### Task to complete
Scan the listing below. Report each line that includes "solid".

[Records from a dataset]
▬▬▬▬▬▬

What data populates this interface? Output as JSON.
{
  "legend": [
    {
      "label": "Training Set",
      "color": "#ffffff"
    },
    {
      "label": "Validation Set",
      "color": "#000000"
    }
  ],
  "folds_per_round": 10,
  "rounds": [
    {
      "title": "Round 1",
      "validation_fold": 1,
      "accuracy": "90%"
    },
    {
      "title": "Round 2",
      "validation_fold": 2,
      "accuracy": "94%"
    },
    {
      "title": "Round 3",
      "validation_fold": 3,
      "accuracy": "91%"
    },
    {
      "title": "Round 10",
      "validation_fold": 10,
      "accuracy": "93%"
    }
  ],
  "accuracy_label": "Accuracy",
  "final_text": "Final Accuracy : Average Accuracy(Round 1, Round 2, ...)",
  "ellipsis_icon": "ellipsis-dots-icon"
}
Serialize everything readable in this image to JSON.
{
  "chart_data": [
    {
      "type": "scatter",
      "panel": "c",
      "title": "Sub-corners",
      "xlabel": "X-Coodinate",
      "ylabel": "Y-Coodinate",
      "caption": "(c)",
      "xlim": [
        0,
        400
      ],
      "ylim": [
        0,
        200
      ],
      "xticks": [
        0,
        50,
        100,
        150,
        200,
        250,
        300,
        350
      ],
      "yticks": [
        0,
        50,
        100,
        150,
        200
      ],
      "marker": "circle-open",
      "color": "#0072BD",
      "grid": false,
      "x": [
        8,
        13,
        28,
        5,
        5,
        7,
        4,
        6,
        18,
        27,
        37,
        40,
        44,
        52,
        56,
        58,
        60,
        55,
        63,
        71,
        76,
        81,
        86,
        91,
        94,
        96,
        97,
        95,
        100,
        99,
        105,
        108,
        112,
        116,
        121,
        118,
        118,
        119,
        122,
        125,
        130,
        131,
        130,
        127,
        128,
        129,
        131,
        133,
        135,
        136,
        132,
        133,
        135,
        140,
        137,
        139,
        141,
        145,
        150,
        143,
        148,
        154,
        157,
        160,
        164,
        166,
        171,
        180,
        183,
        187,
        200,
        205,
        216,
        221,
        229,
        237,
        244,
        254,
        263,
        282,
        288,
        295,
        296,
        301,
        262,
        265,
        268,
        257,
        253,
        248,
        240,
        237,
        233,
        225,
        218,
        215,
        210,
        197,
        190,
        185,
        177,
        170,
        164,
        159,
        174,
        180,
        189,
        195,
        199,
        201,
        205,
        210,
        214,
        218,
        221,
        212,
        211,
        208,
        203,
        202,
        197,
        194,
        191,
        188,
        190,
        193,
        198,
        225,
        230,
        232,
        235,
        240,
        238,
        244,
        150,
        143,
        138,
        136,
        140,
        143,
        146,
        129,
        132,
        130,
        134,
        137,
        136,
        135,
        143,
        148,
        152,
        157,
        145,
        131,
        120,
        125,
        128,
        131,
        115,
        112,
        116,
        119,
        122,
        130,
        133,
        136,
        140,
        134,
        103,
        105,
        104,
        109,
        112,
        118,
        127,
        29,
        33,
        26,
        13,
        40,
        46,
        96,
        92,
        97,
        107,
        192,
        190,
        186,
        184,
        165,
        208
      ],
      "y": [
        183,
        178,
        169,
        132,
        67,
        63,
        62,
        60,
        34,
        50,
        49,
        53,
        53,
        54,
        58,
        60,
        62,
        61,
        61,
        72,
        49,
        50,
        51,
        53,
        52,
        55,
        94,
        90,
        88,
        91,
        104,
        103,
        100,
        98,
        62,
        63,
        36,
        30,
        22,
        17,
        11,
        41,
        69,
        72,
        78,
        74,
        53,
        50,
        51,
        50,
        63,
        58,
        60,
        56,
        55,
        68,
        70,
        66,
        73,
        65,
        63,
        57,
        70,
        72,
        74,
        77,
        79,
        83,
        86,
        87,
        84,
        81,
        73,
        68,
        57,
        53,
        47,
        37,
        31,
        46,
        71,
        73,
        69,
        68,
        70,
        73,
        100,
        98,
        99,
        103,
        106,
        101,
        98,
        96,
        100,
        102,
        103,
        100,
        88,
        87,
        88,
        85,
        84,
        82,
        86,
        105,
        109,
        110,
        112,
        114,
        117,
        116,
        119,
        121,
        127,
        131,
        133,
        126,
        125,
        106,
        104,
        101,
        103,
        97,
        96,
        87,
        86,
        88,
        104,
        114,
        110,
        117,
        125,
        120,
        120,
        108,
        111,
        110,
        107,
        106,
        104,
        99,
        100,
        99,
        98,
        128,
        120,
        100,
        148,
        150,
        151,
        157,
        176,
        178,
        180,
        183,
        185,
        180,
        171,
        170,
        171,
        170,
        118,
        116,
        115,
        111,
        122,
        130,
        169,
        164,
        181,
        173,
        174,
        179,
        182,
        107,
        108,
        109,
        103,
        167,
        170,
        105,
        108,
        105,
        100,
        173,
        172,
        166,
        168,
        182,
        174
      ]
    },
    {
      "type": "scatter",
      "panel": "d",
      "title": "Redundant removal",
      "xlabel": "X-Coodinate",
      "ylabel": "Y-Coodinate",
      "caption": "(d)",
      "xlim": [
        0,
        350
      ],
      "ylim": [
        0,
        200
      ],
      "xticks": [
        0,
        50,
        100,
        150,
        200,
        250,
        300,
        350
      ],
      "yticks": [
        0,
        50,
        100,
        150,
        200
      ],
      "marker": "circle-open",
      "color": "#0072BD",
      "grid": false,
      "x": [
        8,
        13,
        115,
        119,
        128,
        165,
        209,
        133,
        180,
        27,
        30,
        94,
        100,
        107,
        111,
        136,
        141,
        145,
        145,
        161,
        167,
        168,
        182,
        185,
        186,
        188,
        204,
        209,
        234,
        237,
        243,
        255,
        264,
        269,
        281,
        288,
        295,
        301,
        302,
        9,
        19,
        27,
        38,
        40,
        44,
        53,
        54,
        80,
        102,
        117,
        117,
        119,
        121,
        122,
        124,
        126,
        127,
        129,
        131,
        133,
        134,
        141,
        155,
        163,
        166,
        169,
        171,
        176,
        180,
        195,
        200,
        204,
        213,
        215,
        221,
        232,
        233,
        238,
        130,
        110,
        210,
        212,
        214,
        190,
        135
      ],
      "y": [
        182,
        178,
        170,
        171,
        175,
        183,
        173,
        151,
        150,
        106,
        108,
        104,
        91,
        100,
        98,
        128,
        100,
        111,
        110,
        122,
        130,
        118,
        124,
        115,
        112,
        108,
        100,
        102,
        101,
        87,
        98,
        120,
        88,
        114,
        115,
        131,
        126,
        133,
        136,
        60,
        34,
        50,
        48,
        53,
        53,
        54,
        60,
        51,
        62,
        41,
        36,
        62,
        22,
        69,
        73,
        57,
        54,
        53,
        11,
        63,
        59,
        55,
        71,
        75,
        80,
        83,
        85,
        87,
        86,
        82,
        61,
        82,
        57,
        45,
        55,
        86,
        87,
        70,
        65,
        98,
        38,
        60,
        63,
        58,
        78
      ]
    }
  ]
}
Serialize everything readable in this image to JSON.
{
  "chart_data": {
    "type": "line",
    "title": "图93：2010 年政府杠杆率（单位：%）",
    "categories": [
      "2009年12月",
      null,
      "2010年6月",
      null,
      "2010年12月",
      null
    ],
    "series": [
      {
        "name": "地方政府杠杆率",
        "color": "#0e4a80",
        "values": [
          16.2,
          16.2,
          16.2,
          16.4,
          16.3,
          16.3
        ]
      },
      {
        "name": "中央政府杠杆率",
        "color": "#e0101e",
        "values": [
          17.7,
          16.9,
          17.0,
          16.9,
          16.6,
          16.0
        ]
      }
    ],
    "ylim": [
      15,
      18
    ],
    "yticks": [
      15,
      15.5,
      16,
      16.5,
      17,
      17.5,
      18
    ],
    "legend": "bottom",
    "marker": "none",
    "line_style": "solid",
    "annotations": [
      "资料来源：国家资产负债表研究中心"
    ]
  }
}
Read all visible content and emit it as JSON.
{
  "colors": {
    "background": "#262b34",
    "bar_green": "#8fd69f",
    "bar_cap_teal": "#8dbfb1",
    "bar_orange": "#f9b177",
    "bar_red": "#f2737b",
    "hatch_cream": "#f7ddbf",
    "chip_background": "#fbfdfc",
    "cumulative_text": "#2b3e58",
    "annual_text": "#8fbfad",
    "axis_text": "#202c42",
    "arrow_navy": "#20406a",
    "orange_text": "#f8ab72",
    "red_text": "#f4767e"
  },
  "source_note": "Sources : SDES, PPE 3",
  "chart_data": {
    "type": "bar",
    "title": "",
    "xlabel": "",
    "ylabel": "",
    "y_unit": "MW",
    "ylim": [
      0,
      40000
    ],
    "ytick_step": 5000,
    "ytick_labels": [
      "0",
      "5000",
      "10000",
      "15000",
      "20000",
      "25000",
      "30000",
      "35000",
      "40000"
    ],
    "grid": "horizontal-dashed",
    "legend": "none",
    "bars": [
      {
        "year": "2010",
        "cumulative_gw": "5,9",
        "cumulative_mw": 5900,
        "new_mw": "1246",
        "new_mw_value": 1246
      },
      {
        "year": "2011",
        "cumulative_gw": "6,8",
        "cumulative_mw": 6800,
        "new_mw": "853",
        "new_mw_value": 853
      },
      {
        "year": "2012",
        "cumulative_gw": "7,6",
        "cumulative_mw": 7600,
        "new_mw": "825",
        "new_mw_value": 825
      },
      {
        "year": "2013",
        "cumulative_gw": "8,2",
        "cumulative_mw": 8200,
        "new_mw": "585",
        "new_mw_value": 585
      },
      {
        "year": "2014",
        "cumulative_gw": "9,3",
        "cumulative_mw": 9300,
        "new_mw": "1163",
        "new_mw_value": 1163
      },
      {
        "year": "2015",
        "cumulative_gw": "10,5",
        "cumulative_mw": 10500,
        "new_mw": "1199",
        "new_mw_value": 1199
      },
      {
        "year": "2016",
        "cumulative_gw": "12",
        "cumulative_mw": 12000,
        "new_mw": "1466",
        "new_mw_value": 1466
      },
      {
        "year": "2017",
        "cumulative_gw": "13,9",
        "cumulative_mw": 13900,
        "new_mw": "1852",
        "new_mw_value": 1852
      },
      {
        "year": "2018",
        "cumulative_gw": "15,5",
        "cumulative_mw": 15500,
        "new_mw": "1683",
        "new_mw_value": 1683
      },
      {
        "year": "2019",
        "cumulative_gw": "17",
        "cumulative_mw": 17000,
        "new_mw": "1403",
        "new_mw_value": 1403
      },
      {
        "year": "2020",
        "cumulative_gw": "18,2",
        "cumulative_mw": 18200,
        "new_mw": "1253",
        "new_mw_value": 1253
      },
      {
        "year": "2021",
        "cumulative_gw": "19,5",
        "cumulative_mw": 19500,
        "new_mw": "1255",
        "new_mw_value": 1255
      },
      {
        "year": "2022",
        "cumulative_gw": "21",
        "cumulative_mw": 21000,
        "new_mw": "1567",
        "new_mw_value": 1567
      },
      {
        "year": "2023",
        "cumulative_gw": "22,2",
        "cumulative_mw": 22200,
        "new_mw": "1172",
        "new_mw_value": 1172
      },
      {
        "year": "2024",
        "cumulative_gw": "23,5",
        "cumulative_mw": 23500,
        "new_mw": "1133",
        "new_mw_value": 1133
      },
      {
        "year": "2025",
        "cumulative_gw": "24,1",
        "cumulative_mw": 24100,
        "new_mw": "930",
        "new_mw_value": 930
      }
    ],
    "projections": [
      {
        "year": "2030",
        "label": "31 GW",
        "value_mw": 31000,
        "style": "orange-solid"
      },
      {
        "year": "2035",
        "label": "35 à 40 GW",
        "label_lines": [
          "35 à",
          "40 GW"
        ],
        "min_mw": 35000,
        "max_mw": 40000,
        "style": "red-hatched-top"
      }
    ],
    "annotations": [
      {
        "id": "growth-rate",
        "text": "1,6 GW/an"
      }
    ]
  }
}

▬▬▬▬▬▬

### Task answer
    "line_style": "solid",
        "style": "orange-solid"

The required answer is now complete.